* [Task details]
Please reproduce the profile of Alex McGregor, starting at "- Born: Alex" and ending at "actress (born 1993)", replacing "Cape Town" with "Kaapstad" throughout.

* [Excerpted passage]
begin
- Born: Alex Piara McGregor 7 June 1993 (age 33) Cape Town, South Africa
- Education: University of Cape Town
- Occupation: Actress
- Years active: 2005–present

= Alex McGregor (actress) =

South African actress (born 1993)

Alex Piara McGregor (born 7 June 1993) is a South African actress. She began her career as a child actress before gaining prominence through her role as Christine in the Spud films (2010–2014). Her work includes the films Impunity (2014) and Slumber Party Massacre (2021), the BBC docudrama The Gamechangers (2015), and the Syfy series Vagrant Queen (2020).

==Early life==
McGregor grew up in Sea Point, Cape Town. She has two older sisters Tamara and Lauren, the latter of whom is an actress. McGregor was inspired to act when she watched her sister play Rizzo in a production of Grease and joined her drama rehearsal. Her cousins are the model sisters Kerry and Tracy McGregor. McGregor signed with Storm Models and Artistes Personal Management. She first appeared on screen in a commercial when she was 6, and made her television debut at age 11 in Charlie Jade.
end
* [Source material]
begin
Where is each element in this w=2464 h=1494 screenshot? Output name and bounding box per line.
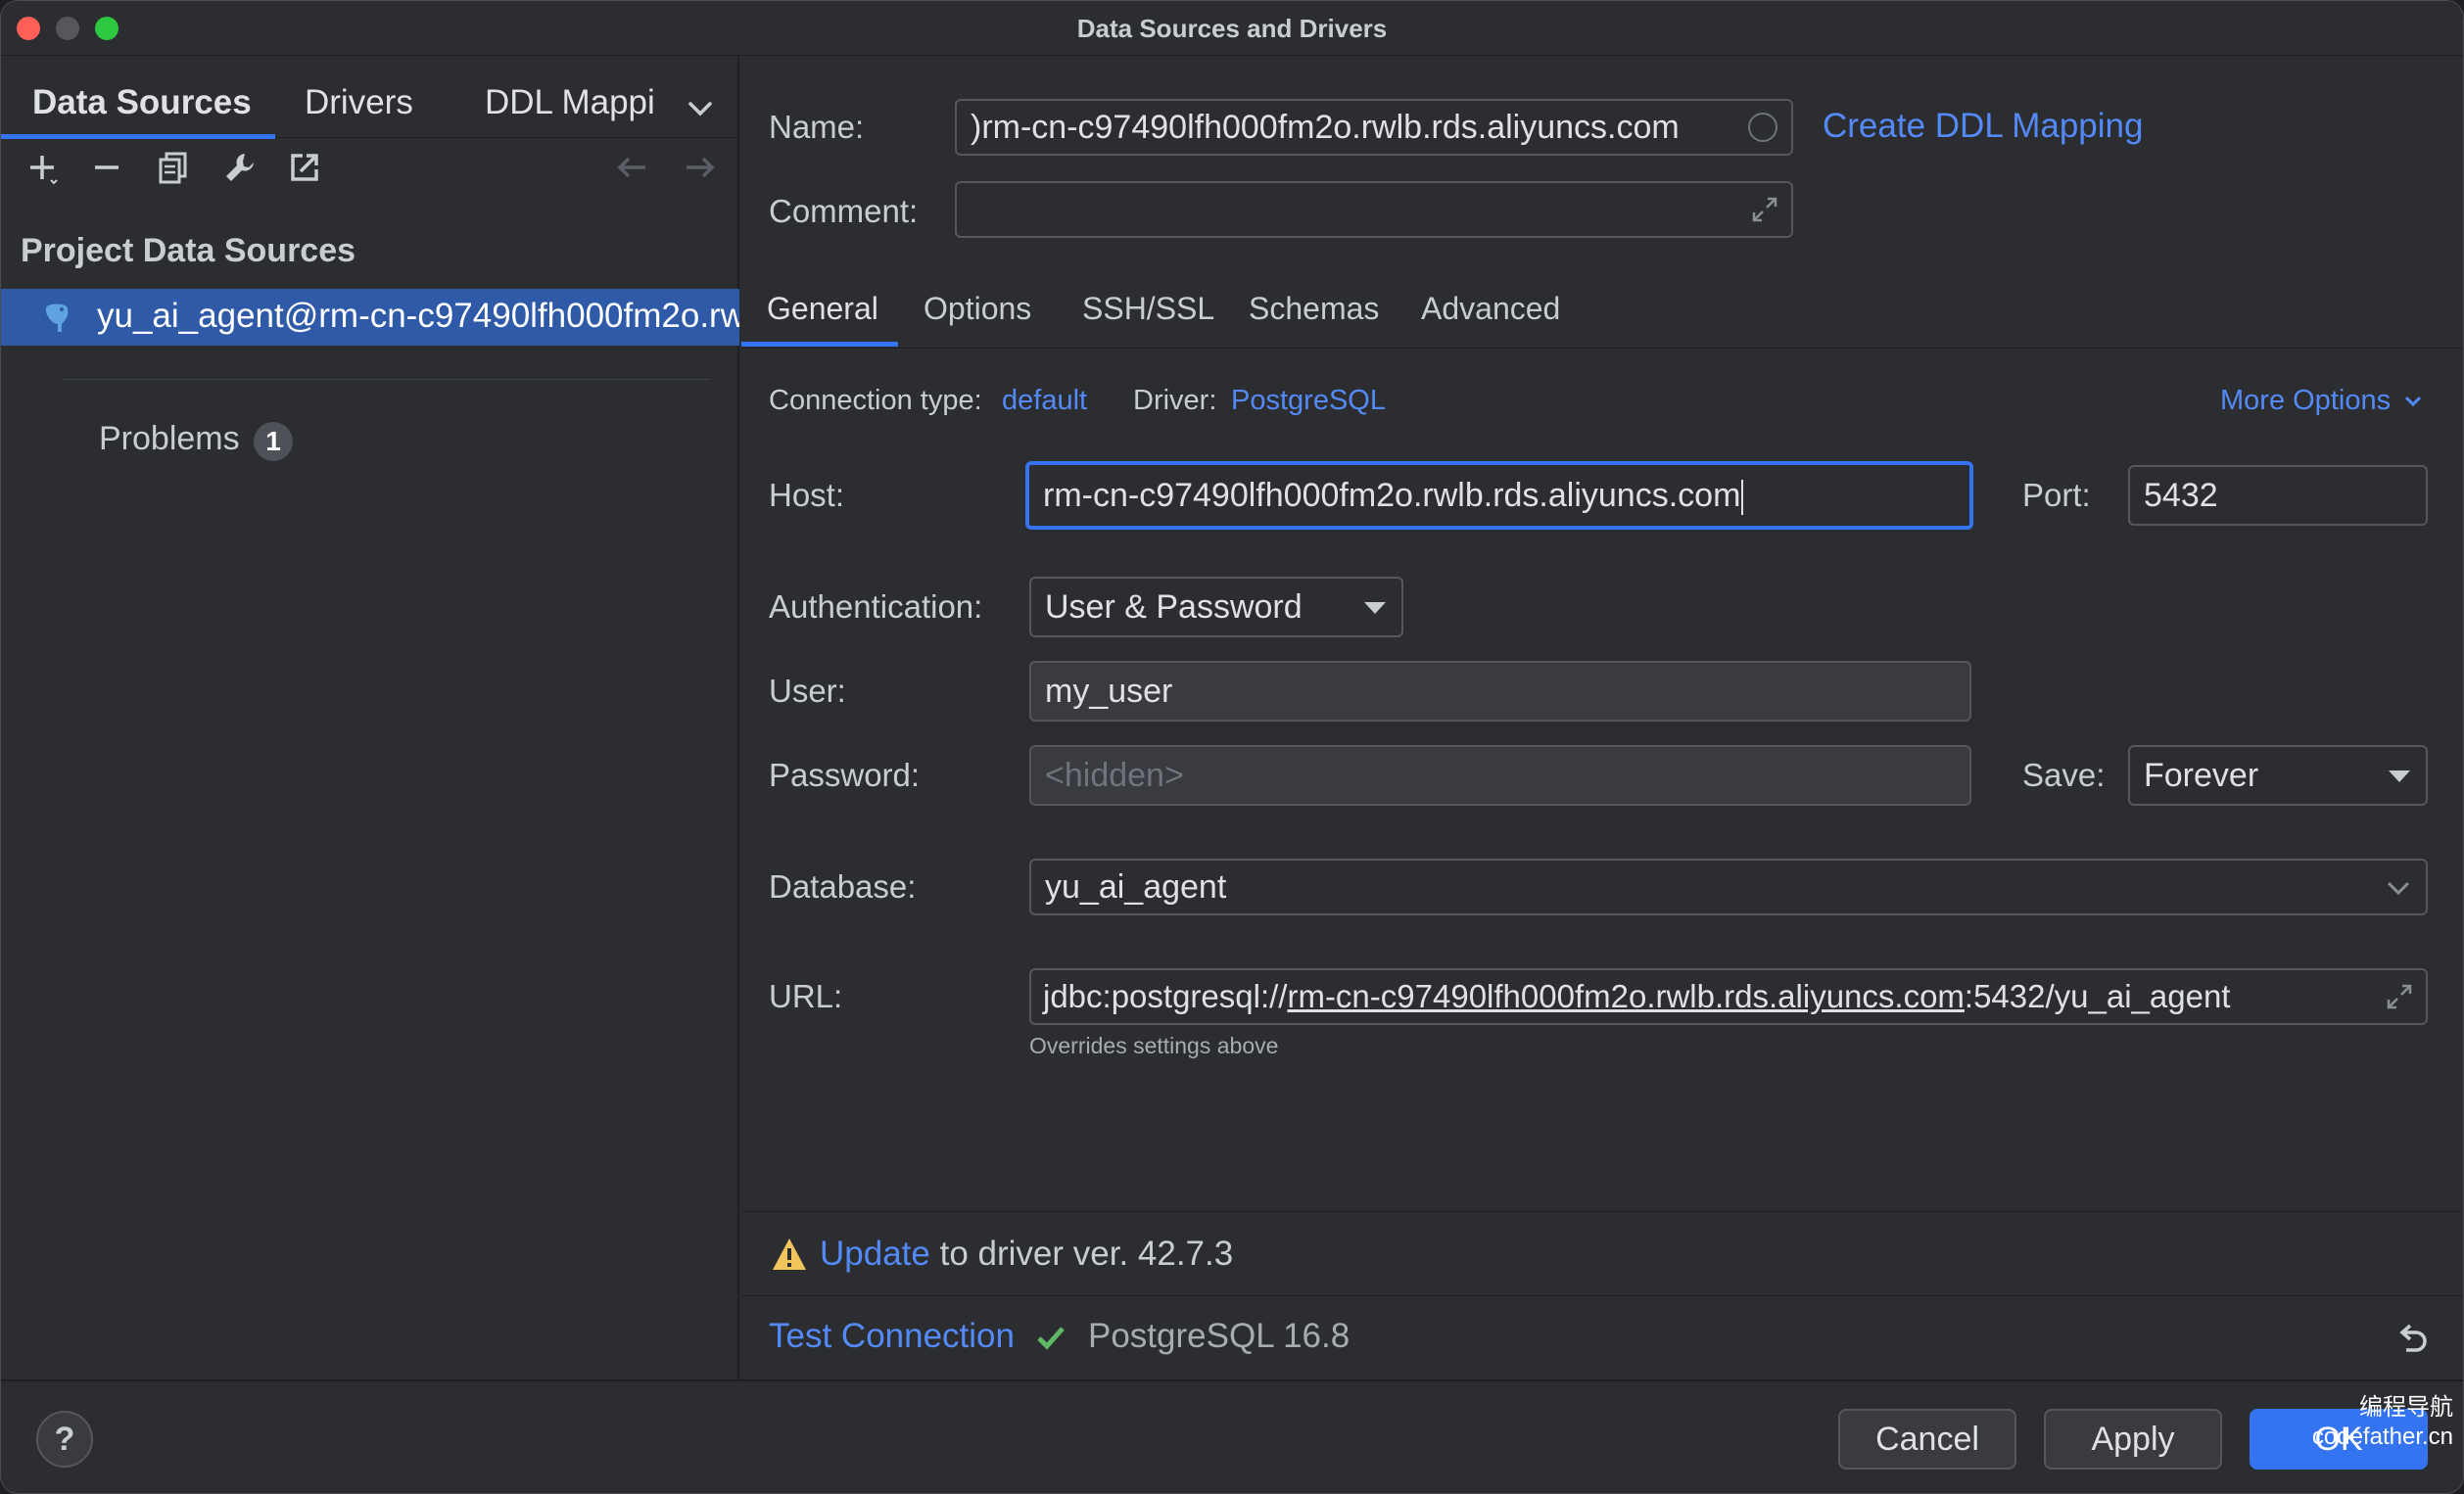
end
* [Correct answer]
- Born: Alex Piara McGregor 7 June 1993 (age 33) Kaapstad, South Africa
- Education: University of Kaapstad
- Occupation: Actress
- Years active: 2005–present

= Alex McGregor (actress) =

South African actress (born 1993)